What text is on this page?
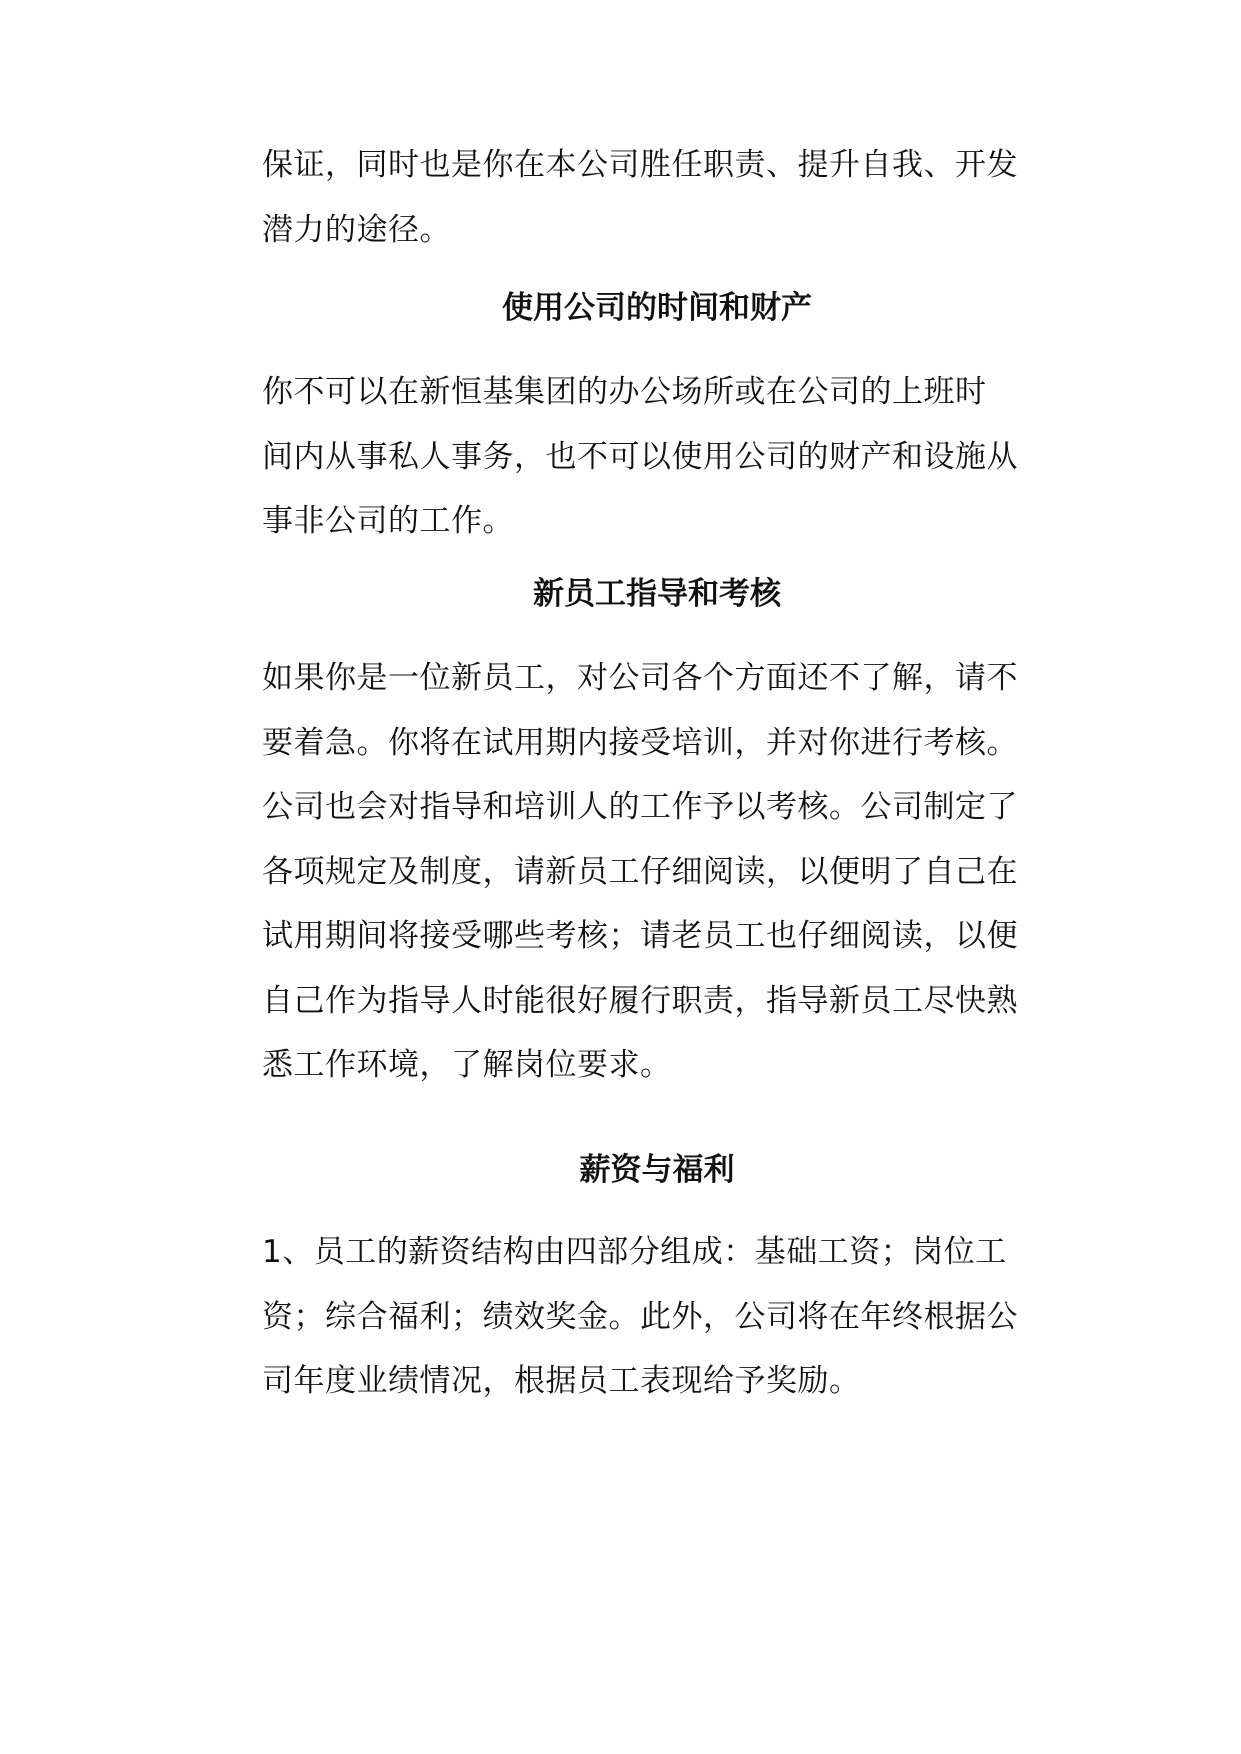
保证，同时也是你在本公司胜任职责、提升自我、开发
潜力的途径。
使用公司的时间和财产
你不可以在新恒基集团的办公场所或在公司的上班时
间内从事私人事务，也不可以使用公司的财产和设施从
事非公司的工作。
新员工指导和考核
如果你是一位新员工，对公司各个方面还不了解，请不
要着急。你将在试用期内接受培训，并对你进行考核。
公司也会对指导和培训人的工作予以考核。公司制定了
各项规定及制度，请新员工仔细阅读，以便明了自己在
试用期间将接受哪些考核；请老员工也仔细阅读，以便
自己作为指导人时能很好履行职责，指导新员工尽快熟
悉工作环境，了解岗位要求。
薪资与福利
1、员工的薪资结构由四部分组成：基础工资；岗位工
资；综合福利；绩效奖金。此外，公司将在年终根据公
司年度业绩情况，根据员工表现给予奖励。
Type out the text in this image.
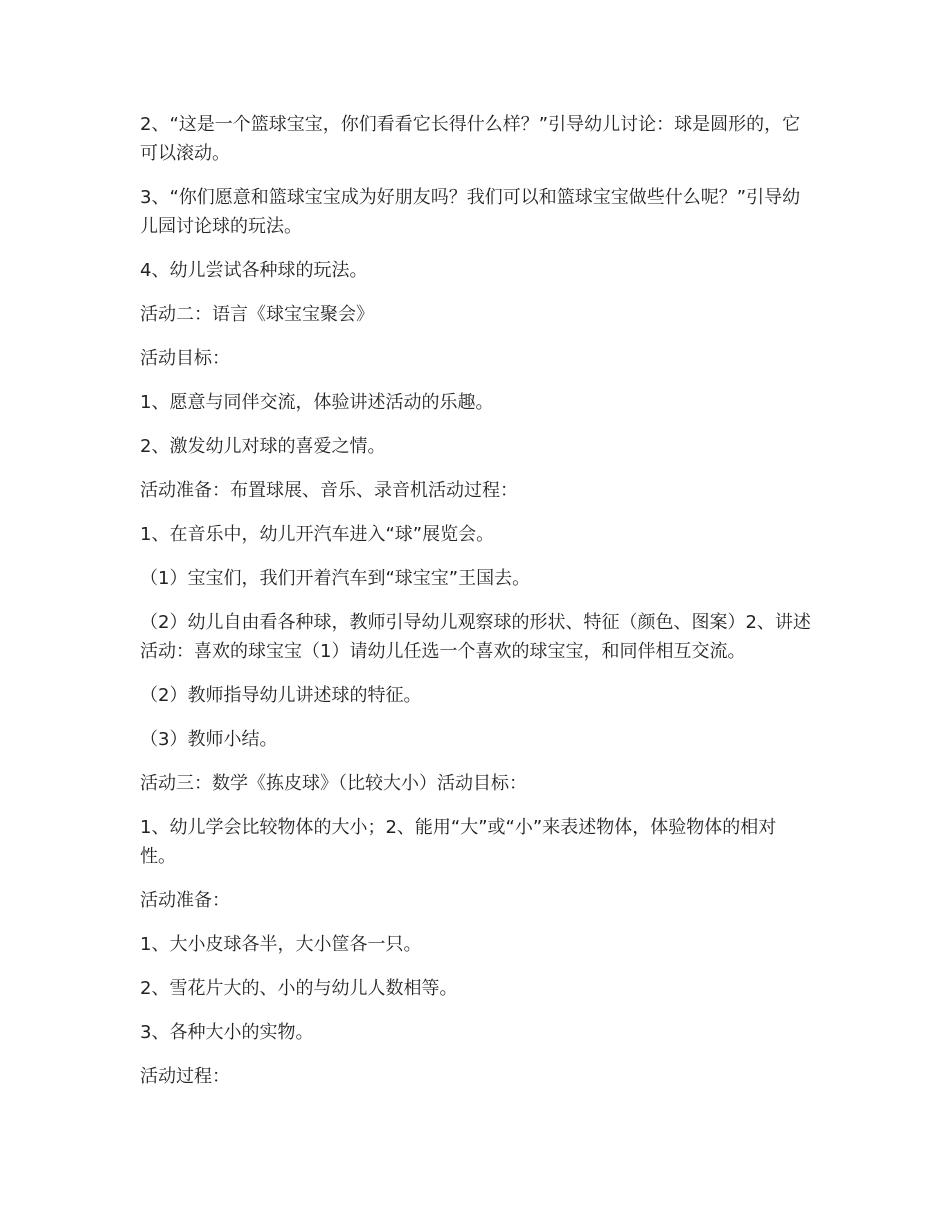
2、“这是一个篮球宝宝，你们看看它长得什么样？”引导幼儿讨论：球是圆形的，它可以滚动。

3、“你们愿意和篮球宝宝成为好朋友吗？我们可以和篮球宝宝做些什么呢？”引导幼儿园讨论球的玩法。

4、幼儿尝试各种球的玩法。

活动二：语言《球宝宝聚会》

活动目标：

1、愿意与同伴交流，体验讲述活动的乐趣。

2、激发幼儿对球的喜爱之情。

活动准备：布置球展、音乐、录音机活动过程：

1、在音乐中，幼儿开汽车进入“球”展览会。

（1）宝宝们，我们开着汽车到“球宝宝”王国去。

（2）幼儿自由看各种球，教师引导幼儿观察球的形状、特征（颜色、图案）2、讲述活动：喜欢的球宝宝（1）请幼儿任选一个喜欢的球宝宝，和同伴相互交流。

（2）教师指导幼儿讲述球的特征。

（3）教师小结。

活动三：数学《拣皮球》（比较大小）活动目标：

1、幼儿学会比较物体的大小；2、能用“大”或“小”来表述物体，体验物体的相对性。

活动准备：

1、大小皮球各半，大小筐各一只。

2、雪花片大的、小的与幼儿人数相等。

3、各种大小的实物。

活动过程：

REQUIREMENT
Only a number is needed: how many lines of the material above contain "this"?

WORKED SOLUTION
2